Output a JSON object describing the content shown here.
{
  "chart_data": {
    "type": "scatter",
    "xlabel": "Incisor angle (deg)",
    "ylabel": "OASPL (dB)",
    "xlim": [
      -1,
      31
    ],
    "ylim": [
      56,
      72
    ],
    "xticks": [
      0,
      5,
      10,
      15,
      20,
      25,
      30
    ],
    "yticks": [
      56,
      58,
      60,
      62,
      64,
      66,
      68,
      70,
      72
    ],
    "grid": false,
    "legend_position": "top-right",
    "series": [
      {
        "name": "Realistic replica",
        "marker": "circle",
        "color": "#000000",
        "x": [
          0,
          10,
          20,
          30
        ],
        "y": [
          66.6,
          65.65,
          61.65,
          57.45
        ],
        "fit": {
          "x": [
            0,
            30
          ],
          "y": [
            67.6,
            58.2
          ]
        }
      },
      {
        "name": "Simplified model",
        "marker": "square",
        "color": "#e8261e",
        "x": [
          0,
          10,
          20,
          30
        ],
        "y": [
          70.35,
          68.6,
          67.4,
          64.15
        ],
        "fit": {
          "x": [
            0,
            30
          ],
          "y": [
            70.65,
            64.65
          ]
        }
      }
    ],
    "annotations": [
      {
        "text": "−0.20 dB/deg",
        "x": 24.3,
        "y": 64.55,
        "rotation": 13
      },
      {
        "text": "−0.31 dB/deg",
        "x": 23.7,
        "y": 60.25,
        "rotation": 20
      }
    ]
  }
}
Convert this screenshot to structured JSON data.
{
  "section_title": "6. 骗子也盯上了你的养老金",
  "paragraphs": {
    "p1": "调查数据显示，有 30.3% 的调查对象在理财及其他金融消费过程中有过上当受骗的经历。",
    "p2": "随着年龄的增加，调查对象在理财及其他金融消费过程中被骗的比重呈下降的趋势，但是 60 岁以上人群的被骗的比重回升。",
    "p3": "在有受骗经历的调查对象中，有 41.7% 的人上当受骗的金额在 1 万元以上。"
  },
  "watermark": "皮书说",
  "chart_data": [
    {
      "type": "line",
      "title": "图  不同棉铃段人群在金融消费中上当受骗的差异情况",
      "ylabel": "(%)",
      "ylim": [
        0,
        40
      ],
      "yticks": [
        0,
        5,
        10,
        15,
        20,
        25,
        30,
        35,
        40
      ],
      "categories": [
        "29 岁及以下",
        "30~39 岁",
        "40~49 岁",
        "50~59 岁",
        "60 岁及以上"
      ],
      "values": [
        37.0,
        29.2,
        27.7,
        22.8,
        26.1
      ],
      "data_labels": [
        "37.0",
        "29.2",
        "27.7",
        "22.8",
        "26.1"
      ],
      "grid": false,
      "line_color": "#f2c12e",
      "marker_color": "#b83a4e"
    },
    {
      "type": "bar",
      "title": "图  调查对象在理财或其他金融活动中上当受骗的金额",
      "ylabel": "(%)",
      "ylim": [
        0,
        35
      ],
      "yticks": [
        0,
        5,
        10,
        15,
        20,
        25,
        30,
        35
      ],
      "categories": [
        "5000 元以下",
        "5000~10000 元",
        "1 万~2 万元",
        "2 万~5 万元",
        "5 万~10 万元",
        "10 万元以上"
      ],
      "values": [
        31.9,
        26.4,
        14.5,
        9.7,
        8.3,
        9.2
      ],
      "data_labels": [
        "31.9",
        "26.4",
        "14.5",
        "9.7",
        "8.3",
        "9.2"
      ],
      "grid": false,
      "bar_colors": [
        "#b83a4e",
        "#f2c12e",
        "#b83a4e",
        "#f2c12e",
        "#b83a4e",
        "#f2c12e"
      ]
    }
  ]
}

═══

Print the records above in full, exactly.

* [TASK RESPONSE]
Output a JSON object describing the content shown here.
{
  "chart_data": {
    "type": "scatter",
    "xlabel": "Incisor angle (deg)",
    "ylabel": "OASPL (dB)",
    "xlim": [
      -1,
      31
    ],
    "ylim": [
      56,
      72
    ],
    "xticks": [
      0,
      5,
      10,
      15,
      20,
      25,
      30
    ],
    "yticks": [
      56,
      58,
      60,
      62,
      64,
      66,
      68,
      70,
      72
    ],
    "grid": false,
    "legend_position": "top-right",
    "series": [
      {
        "name": "Realistic replica",
        "marker": "circle",
        "color": "#000000",
        "x": [
          0,
          10,
          20,
          30
        ],
        "y": [
          66.6,
          65.65,
          61.65,
          57.45
        ],
        "fit": {
          "x": [
            0,
            30
          ],
          "y": [
            67.6,
            58.2
          ]
        }
      },
      {
        "name": "Simplified model",
        "marker": "square",
        "color": "#e8261e",
        "x": [
          0,
          10,
          20,
          30
        ],
        "y": [
          70.35,
          68.6,
          67.4,
          64.15
        ],
        "fit": {
          "x": [
            0,
            30
          ],
          "y": [
            70.65,
            64.65
          ]
        }
      }
    ],
    "annotations": [
      {
        "text": "−0.20 dB/deg",
        "x": 24.3,
        "y": 64.55,
        "rotation": 13
      },
      {
        "text": "−0.31 dB/deg",
        "x": 23.7,
        "y": 60.25,
        "rotation": 20
      }
    ]
  }
}
Convert this screenshot to structured JSON data.
{
  "section_title": "6. 骗子也盯上了你的养老金",
  "paragraphs": {
    "p1": "调查数据显示，有 30.3% 的调查对象在理财及其他金融消费过程中有过上当受骗的经历。",
    "p2": "随着年龄的增加，调查对象在理财及其他金融消费过程中被骗的比重呈下降的趋势，但是 60 岁以上人群的被骗的比重回升。",
    "p3": "在有受骗经历的调查对象中，有 41.7% 的人上当受骗的金额在 1 万元以上。"
  },
  "watermark": "皮书说",
  "chart_data": [
    {
      "type": "line",
      "title": "图  不同棉铃段人群在金融消费中上当受骗的差异情况",
      "ylabel": "(%)",
      "ylim": [
        0,
        40
      ],
      "yticks": [
        0,
        5,
        10,
        15,
        20,
        25,
        30,
        35,
        40
      ],
      "categories": [
        "29 岁及以下",
        "30~39 岁",
        "40~49 岁",
        "50~59 岁",
        "60 岁及以上"
      ],
      "values": [
        37.0,
        29.2,
        27.7,
        22.8,
        26.1
      ],
      "data_labels": [
        "37.0",
        "29.2",
        "27.7",
        "22.8",
        "26.1"
      ],
      "grid": false,
      "line_color": "#f2c12e",
      "marker_color": "#b83a4e"
    },
    {
      "type": "bar",
      "title": "图  调查对象在理财或其他金融活动中上当受骗的金额",
      "ylabel": "(%)",
      "ylim": [
        0,
        35
      ],
      "yticks": [
        0,
        5,
        10,
        15,
        20,
        25,
        30,
        35
      ],
      "categories": [
        "5000 元以下",
        "5000~10000 元",
        "1 万~2 万元",
        "2 万~5 万元",
        "5 万~10 万元",
        "10 万元以上"
      ],
      "values": [
        31.9,
        26.4,
        14.5,
        9.7,
        8.3,
        9.2
      ],
      "data_labels": [
        "31.9",
        "26.4",
        "14.5",
        "9.7",
        "8.3",
        "9.2"
      ],
      "grid": false,
      "bar_colors": [
        "#b83a4e",
        "#f2c12e",
        "#b83a4e",
        "#f2c12e",
        "#b83a4e",
        "#f2c12e"
      ]
    }
  ]
}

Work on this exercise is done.